=== Recorded information ===
*-*-*
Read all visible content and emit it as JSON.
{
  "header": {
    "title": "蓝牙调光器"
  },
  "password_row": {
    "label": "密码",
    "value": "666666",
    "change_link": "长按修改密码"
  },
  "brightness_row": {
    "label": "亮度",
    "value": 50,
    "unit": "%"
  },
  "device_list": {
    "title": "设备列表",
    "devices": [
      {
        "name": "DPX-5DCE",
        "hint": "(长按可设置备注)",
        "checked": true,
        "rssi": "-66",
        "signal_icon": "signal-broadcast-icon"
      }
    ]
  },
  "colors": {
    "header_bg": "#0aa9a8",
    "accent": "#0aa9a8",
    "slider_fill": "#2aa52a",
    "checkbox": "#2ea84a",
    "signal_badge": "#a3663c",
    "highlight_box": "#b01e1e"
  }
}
*-*-*
=== Task to complete ===
Write down every line of the data exactly as it appears above.

=== Task result ===
Read all visible content and emit it as JSON.
{
  "header": {
    "title": "蓝牙调光器"
  },
  "password_row": {
    "label": "密码",
    "value": "666666",
    "change_link": "长按修改密码"
  },
  "brightness_row": {
    "label": "亮度",
    "value": 50,
    "unit": "%"
  },
  "device_list": {
    "title": "设备列表",
    "devices": [
      {
        "name": "DPX-5DCE",
        "hint": "(长按可设置备注)",
        "checked": true,
        "rssi": "-66",
        "signal_icon": "signal-broadcast-icon"
      }
    ]
  },
  "colors": {
    "header_bg": "#0aa9a8",
    "accent": "#0aa9a8",
    "slider_fill": "#2aa52a",
    "checkbox": "#2ea84a",
    "signal_badge": "#a3663c",
    "highlight_box": "#b01e1e"
  }
}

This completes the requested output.